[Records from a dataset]

— Begin —

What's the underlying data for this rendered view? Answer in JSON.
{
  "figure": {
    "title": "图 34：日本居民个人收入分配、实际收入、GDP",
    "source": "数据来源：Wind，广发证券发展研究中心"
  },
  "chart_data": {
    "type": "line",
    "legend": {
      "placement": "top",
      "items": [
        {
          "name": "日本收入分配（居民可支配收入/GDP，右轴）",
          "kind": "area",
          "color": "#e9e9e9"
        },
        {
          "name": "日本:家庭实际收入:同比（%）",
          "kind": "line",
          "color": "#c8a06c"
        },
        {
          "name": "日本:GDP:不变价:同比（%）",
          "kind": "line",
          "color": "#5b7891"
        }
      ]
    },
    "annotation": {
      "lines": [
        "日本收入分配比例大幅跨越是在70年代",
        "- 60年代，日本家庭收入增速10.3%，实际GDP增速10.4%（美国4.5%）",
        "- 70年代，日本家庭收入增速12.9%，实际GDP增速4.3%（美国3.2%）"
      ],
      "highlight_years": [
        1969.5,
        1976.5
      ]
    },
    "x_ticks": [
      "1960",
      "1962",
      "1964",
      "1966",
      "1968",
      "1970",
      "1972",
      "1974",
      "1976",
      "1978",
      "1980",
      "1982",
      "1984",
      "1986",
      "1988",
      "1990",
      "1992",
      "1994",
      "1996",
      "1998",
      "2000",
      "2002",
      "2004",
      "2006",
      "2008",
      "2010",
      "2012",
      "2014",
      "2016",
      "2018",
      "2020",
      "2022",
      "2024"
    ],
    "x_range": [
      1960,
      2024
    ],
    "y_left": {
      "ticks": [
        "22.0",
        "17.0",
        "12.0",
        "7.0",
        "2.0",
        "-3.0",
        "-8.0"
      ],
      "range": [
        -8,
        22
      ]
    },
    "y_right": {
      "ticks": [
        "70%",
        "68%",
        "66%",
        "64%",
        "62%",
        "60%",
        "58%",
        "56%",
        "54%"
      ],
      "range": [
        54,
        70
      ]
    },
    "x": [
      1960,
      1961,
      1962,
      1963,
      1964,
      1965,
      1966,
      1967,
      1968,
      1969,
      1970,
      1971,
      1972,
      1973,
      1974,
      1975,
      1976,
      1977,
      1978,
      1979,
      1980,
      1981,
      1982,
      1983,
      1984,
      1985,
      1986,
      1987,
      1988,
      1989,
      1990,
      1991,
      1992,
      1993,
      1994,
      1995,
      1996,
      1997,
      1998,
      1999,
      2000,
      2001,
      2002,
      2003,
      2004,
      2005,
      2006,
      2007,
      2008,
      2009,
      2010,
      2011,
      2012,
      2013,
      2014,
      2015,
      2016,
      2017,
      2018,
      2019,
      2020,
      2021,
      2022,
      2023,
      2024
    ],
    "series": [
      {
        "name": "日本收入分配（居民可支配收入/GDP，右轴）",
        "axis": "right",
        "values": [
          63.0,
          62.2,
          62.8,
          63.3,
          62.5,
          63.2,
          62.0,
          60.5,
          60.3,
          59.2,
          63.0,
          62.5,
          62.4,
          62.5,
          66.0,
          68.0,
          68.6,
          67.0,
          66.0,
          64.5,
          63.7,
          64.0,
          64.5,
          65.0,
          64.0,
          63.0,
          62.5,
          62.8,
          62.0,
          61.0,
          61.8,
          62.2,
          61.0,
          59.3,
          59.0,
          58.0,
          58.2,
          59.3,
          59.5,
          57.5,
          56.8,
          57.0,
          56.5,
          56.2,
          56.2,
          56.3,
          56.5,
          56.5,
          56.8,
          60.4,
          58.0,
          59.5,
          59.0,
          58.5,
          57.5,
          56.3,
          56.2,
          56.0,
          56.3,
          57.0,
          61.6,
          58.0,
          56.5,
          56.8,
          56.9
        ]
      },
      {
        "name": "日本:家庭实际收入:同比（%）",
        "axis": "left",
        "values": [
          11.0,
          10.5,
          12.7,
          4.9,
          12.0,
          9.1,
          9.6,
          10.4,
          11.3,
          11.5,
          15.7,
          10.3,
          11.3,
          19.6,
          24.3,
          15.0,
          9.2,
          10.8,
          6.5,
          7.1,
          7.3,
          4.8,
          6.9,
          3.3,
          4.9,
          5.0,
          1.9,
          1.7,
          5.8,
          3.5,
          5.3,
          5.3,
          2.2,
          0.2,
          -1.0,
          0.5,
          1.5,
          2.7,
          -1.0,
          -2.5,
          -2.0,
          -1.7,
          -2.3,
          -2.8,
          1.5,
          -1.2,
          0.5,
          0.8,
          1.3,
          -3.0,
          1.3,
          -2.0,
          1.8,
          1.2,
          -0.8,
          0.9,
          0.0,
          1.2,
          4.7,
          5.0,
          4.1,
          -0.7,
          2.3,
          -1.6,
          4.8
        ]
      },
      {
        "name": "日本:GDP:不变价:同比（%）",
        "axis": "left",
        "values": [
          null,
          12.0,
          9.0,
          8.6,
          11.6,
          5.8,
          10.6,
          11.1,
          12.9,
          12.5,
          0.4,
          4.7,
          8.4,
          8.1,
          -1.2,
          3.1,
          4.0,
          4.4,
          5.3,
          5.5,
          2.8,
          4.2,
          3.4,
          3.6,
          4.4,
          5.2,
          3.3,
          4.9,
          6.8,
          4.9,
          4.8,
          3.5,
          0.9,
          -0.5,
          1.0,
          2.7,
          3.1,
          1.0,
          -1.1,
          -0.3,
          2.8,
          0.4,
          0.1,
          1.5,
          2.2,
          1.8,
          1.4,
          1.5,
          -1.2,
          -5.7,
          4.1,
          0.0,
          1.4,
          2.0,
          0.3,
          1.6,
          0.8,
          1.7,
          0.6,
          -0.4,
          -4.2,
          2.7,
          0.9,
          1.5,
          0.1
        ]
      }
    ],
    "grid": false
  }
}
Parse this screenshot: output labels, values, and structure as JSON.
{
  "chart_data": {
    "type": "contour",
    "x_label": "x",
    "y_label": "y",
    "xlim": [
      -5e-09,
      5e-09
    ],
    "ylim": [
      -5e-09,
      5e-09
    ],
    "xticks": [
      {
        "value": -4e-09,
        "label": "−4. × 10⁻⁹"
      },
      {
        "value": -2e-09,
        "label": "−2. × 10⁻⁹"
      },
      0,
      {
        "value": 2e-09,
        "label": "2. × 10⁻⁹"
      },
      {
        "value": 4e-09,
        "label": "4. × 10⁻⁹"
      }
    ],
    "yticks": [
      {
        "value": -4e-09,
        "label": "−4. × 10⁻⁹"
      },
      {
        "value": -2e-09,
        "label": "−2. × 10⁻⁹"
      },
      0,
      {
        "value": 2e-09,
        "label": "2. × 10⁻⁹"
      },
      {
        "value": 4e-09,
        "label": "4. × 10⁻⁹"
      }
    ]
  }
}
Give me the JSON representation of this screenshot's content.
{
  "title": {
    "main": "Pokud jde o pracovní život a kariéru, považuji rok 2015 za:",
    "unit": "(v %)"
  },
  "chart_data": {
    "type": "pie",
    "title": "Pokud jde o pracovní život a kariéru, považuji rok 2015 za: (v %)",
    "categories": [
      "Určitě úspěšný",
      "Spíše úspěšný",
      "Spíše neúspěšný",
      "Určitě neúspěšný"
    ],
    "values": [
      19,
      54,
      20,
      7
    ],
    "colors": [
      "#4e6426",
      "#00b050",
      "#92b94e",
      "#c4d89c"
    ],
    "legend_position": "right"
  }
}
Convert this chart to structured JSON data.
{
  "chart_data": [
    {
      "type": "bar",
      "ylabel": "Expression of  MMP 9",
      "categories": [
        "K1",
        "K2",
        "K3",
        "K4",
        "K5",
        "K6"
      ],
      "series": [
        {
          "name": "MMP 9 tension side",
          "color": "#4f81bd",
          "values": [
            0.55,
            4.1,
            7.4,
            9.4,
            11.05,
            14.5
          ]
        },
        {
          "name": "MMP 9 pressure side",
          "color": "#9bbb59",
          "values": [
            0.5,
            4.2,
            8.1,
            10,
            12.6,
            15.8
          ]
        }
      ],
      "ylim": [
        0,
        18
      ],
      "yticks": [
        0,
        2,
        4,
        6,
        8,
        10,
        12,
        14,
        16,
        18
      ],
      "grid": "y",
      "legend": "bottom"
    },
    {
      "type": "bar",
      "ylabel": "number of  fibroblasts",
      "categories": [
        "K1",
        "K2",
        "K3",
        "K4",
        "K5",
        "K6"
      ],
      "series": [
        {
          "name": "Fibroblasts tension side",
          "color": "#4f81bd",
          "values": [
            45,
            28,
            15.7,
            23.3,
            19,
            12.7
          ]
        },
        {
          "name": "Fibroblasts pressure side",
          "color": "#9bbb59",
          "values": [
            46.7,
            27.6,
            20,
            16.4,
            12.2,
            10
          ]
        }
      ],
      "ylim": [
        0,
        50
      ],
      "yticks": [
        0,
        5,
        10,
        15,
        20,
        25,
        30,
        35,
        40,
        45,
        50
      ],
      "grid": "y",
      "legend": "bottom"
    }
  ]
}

— End —

SET EXERCISE: Show each line of the data that contains the string "Pokud".

FULL ANSWER:
    "main": "Pokud jde o pracovní život a kariéru, považuji rok 2015 za:",
    "title": "Pokud jde o pracovní život a kariéru, považuji rok 2015 za: (v %)",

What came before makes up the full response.